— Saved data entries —

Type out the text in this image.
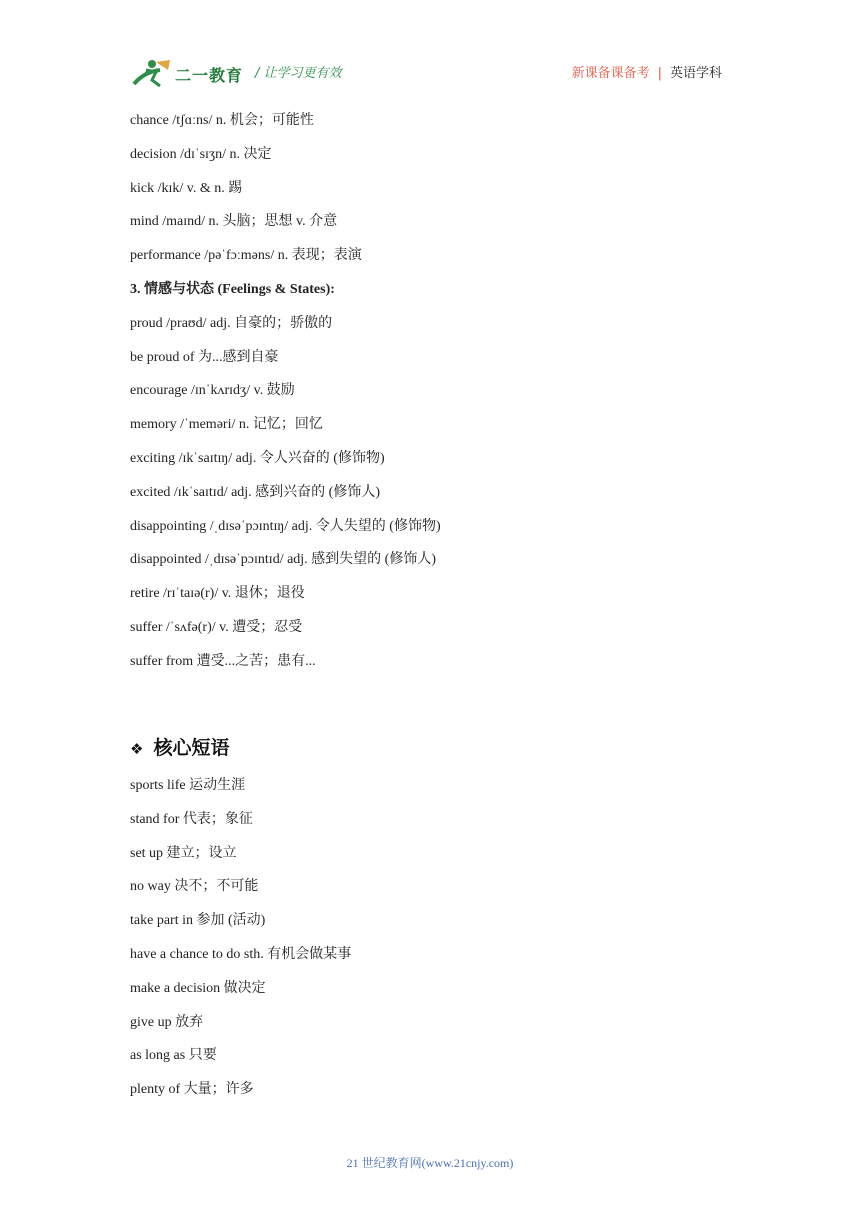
二一教育 / 让学习更有效	新课备课备考 | 英语学科
chance /tʃɑːns/ n. 机会；可能性
decision /dɪˈsɪʒn/ n. 决定
kick /kɪk/ v. & n. 踢
mind /maɪnd/ n. 头脑；思想 v. 介意
performance /pəˈfɔːməns/ n. 表现；表演
3. 情感与状态 (Feelings & States):
proud /praʊd/ adj. 自豪的；骄傲的
be proud of 为...感到自豪
encourage /ɪnˈkʌrɪdʒ/ v. 鼓励
memory /ˈmeməri/ n. 记忆；回忆
exciting /ɪkˈsaɪtɪŋ/ adj. 令人兴奋的 (修饰物)
excited /ɪkˈsaɪtɪd/ adj. 感到兴奋的 (修饰人)
disappointing /ˌdɪsəˈpɔɪntɪŋ/ adj. 令人失望的 (修饰物)
disappointed /ˌdɪsəˈpɔɪntɪd/ adj. 感到失望的 (修饰人)
retire /rɪˈtaɪə(r)/ v. 退休；退役
suffer /ˈsʌfə(r)/ v. 遭受；忍受
suffer from 遭受...之苦；患有...
❖ 核心短语
sports life 运动生涯
stand for 代表；象征
set up 建立；设立
no way 决不；不可能
take part in 参加 (活动)
have a chance to do sth. 有机会做某事
make a decision 做决定
give up 放弃
as long as 只要
plenty of 大量；许多
21 世纪教育网(www.21cnjy.com)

— Aim of the task —
Leaving out the pictures, repeat the data above exactly.

— The response —
Type out the text in this image.
二一教育 / 让学习更有效	新课备课备考 | 英语学科
chance /tʃɑːns/ n. 机会；可能性
decision /dɪˈsɪʒn/ n. 决定
kick /kɪk/ v. & n. 踢
mind /maɪnd/ n. 头脑；思想 v. 介意
performance /pəˈfɔːməns/ n. 表现；表演
3. 情感与状态 (Feelings & States):
proud /praʊd/ adj. 自豪的；骄傲的
be proud of 为...感到自豪
encourage /ɪnˈkʌrɪdʒ/ v. 鼓励
memory /ˈmeməri/ n. 记忆；回忆
exciting /ɪkˈsaɪtɪŋ/ adj. 令人兴奋的 (修饰物)
excited /ɪkˈsaɪtɪd/ adj. 感到兴奋的 (修饰人)
disappointing /ˌdɪsəˈpɔɪntɪŋ/ adj. 令人失望的 (修饰物)
disappointed /ˌdɪsəˈpɔɪntɪd/ adj. 感到失望的 (修饰人)
retire /rɪˈtaɪə(r)/ v. 退休；退役
suffer /ˈsʌfə(r)/ v. 遭受；忍受
suffer from 遭受...之苦；患有...
❖ 核心短语
sports life 运动生涯
stand for 代表；象征
set up 建立；设立
no way 决不；不可能
take part in 参加 (活动)
have a chance to do sth. 有机会做某事
make a decision 做决定
give up 放弃
as long as 只要
plenty of 大量；许多
21 世纪教育网(www.21cnjy.com)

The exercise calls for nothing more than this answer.